Starting at the line that contains "Give me a plain-text", copy each line through the final one exactly as written.

Start of Extracted data

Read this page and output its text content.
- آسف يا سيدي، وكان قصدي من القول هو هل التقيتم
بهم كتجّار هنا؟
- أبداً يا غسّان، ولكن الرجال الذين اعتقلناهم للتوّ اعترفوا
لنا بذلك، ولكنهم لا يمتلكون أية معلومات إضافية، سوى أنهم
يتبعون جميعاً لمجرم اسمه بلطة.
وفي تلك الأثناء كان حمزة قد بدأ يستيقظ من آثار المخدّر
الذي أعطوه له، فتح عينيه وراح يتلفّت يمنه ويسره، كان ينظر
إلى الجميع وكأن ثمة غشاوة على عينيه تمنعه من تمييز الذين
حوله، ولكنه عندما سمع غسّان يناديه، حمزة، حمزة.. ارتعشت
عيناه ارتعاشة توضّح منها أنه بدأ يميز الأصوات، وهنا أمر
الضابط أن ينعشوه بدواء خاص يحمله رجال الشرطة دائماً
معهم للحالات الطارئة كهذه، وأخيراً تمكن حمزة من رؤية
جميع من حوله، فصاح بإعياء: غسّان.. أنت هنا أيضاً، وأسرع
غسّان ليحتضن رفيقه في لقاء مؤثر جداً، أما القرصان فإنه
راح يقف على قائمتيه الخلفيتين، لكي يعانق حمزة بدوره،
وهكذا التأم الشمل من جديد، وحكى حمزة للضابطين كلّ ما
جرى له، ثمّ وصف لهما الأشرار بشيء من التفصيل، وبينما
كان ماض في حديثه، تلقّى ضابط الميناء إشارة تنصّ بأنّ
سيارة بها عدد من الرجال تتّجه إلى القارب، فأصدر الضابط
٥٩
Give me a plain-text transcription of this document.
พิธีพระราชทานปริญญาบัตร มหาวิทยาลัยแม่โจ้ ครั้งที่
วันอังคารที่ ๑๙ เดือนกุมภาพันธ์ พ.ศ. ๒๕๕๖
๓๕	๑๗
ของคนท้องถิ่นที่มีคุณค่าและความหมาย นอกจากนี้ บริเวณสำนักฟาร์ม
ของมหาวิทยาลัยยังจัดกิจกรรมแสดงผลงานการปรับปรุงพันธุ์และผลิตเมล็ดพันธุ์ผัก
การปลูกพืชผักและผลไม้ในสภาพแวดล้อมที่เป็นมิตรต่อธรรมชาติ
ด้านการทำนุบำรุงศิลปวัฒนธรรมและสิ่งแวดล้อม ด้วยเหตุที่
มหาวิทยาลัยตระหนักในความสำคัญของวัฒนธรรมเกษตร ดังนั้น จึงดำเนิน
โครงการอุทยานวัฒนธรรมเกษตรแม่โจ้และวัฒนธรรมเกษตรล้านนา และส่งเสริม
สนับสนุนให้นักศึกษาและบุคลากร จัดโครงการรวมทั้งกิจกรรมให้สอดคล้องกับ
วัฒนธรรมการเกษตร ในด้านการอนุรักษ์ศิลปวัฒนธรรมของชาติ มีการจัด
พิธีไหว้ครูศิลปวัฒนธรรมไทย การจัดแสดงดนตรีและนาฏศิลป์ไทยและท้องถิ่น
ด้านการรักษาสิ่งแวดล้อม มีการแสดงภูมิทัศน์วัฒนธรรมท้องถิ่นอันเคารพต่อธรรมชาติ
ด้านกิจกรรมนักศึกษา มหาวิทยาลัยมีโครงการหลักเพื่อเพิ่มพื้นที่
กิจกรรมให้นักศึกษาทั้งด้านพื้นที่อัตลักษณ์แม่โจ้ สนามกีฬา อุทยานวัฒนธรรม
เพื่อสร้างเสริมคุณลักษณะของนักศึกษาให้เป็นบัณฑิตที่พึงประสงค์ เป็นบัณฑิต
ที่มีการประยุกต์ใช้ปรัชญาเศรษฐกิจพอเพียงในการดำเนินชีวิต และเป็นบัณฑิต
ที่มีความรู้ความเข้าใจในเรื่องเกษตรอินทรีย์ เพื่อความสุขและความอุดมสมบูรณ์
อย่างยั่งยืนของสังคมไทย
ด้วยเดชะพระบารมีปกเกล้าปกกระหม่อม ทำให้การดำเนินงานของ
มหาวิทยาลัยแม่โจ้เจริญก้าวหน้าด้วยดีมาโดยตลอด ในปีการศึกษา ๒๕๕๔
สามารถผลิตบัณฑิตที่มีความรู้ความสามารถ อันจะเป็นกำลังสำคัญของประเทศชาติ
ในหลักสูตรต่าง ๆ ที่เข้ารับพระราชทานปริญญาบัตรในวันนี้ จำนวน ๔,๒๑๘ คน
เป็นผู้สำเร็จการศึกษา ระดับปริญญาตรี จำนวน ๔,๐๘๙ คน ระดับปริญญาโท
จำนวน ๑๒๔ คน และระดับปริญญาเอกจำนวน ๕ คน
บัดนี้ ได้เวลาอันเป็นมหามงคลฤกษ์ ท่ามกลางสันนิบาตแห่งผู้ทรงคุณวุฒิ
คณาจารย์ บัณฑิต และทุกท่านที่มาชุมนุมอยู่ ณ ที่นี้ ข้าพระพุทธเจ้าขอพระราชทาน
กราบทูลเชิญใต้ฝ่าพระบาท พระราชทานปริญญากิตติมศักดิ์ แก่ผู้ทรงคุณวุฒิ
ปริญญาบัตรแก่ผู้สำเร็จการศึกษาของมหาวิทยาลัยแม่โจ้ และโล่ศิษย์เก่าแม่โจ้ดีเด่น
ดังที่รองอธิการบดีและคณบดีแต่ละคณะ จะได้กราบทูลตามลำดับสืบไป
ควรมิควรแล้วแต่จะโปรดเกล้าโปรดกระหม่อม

End of Extracted data

Task output ▸
Give me a plain-text transcription of this document.
พิธีพระราชทานปริญญาบัตร มหาวิทยาลัยแม่โจ้ ครั้งที่
วันอังคารที่ ๑๙ เดือนกุมภาพันธ์ พ.ศ. ๒๕๕๖
๓๕	๑๗
ของคนท้องถิ่นที่มีคุณค่าและความหมาย นอกจากนี้ บริเวณสำนักฟาร์ม
ของมหาวิทยาลัยยังจัดกิจกรรมแสดงผลงานการปรับปรุงพันธุ์และผลิตเมล็ดพันธุ์ผัก
การปลูกพืชผักและผลไม้ในสภาพแวดล้อมที่เป็นมิตรต่อธรรมชาติ
ด้านการทำนุบำรุงศิลปวัฒนธรรมและสิ่งแวดล้อม ด้วยเหตุที่
มหาวิทยาลัยตระหนักในความสำคัญของวัฒนธรรมเกษตร ดังนั้น จึงดำเนิน
โครงการอุทยานวัฒนธรรมเกษตรแม่โจ้และวัฒนธรรมเกษตรล้านนา และส่งเสริม
สนับสนุนให้นักศึกษาและบุคลากร จัดโครงการรวมทั้งกิจกรรมให้สอดคล้องกับ
วัฒนธรรมการเกษตร ในด้านการอนุรักษ์ศิลปวัฒนธรรมของชาติ มีการจัด
พิธีไหว้ครูศิลปวัฒนธรรมไทย การจัดแสดงดนตรีและนาฏศิลป์ไทยและท้องถิ่น
ด้านการรักษาสิ่งแวดล้อม มีการแสดงภูมิทัศน์วัฒนธรรมท้องถิ่นอันเคารพต่อธรรมชาติ
ด้านกิจกรรมนักศึกษา มหาวิทยาลัยมีโครงการหลักเพื่อเพิ่มพื้นที่
กิจกรรมให้นักศึกษาทั้งด้านพื้นที่อัตลักษณ์แม่โจ้ สนามกีฬา อุทยานวัฒนธรรม
เพื่อสร้างเสริมคุณลักษณะของนักศึกษาให้เป็นบัณฑิตที่พึงประสงค์ เป็นบัณฑิต
ที่มีการประยุกต์ใช้ปรัชญาเศรษฐกิจพอเพียงในการดำเนินชีวิต และเป็นบัณฑิต
ที่มีความรู้ความเข้าใจในเรื่องเกษตรอินทรีย์ เพื่อความสุขและความอุดมสมบูรณ์
อย่างยั่งยืนของสังคมไทย
ด้วยเดชะพระบารมีปกเกล้าปกกระหม่อม ทำให้การดำเนินงานของ
มหาวิทยาลัยแม่โจ้เจริญก้าวหน้าด้วยดีมาโดยตลอด ในปีการศึกษา ๒๕๕๔
สามารถผลิตบัณฑิตที่มีความรู้ความสามารถ อันจะเป็นกำลังสำคัญของประเทศชาติ
ในหลักสูตรต่าง ๆ ที่เข้ารับพระราชทานปริญญาบัตรในวันนี้ จำนวน ๔,๒๑๘ คน
เป็นผู้สำเร็จการศึกษา ระดับปริญญาตรี จำนวน ๔,๐๘๙ คน ระดับปริญญาโท
จำนวน ๑๒๔ คน และระดับปริญญาเอกจำนวน ๕ คน
บัดนี้ ได้เวลาอันเป็นมหามงคลฤกษ์ ท่ามกลางสันนิบาตแห่งผู้ทรงคุณวุฒิ
คณาจารย์ บัณฑิต และทุกท่านที่มาชุมนุมอยู่ ณ ที่นี้ ข้าพระพุทธเจ้าขอพระราชทาน
กราบทูลเชิญใต้ฝ่าพระบาท พระราชทานปริญญากิตติมศักดิ์ แก่ผู้ทรงคุณวุฒิ
ปริญญาบัตรแก่ผู้สำเร็จการศึกษาของมหาวิทยาลัยแม่โจ้ และโล่ศิษย์เก่าแม่โจ้ดีเด่น
ดังที่รองอธิการบดีและคณบดีแต่ละคณะ จะได้กราบทูลตามลำดับสืบไป
ควรมิควรแล้วแต่จะโปรดเกล้าโปรดกระหม่อม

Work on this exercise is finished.